Prompt: Images excluded, repeat each entry below exactly.

--- START OF Records for this exercise ---

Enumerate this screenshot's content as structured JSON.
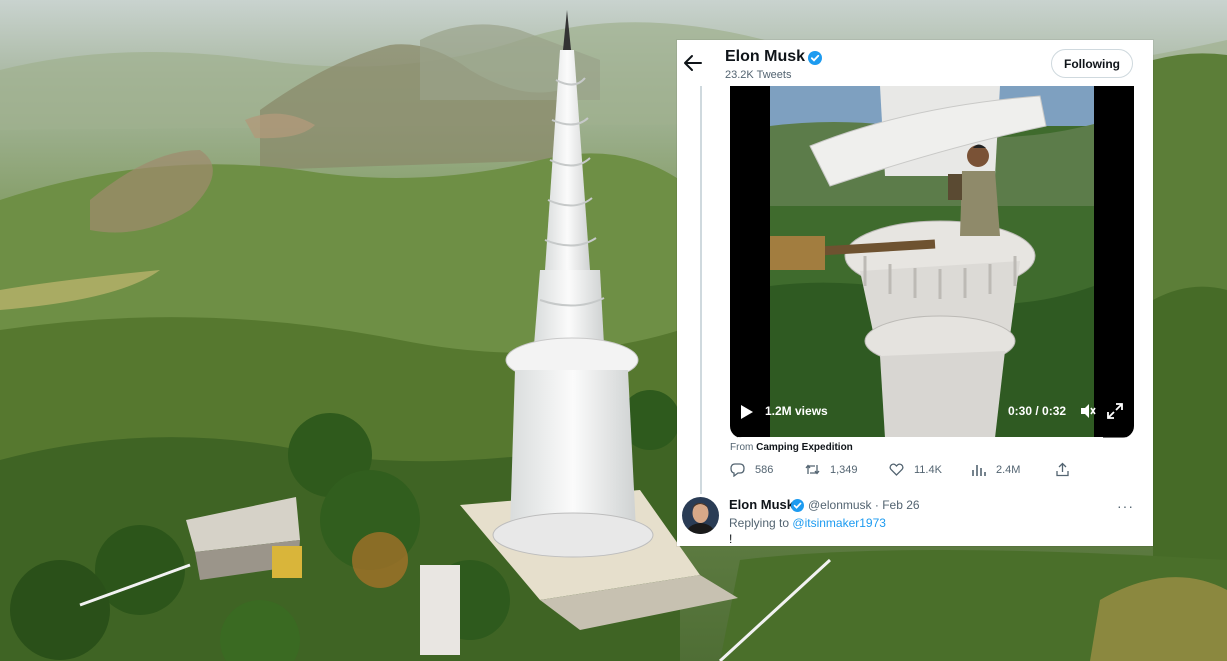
{
  "profile": {
    "name": "Elon Musk",
    "tweets": "23.2K Tweets",
    "follow_label": "Following"
  },
  "video": {
    "views": "1.2M views",
    "time": "0:30 / 0:32",
    "progress": 0.94
  },
  "source": {
    "prefix": "From",
    "name": "Camping Expedition"
  },
  "actions": {
    "replies": "586",
    "retweets": "1,349",
    "likes": "11.4K",
    "views": "2.4M"
  },
  "reply": {
    "name": "Elon Musk",
    "handle_date": "@elonmusk · Feb 26",
    "replying_prefix": "Replying to",
    "replying_handle": "@itsinmaker1973",
    "text": "!"
  },
  "icons": {
    "back": "back-arrow-icon",
    "verified": "verified-badge-icon",
    "play": "play-icon",
    "volume": "volume-icon",
    "fullscreen": "fullscreen-icon",
    "reply": "reply-icon",
    "retweet": "retweet-icon",
    "like": "heart-icon",
    "views": "views-chart-icon",
    "share": "share-icon",
    "more": "more-icon"
  },
  "colors": {
    "accent": "#1d9bf0",
    "text": "#0f1419",
    "secondary": "#536471"
  }
}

--- END OF Records for this exercise ---

Answer:
Enumerate this screenshot's content as structured JSON.
{
  "profile": {
    "name": "Elon Musk",
    "tweets": "23.2K Tweets",
    "follow_label": "Following"
  },
  "video": {
    "views": "1.2M views",
    "time": "0:30 / 0:32",
    "progress": 0.94
  },
  "source": {
    "prefix": "From",
    "name": "Camping Expedition"
  },
  "actions": {
    "replies": "586",
    "retweets": "1,349",
    "likes": "11.4K",
    "views": "2.4M"
  },
  "reply": {
    "name": "Elon Musk",
    "handle_date": "@elonmusk · Feb 26",
    "replying_prefix": "Replying to",
    "replying_handle": "@itsinmaker1973",
    "text": "!"
  },
  "icons": {
    "back": "back-arrow-icon",
    "verified": "verified-badge-icon",
    "play": "play-icon",
    "volume": "volume-icon",
    "fullscreen": "fullscreen-icon",
    "reply": "reply-icon",
    "retweet": "retweet-icon",
    "like": "heart-icon",
    "views": "views-chart-icon",
    "share": "share-icon",
    "more": "more-icon"
  },
  "colors": {
    "accent": "#1d9bf0",
    "text": "#0f1419",
    "secondary": "#536471"
  }
}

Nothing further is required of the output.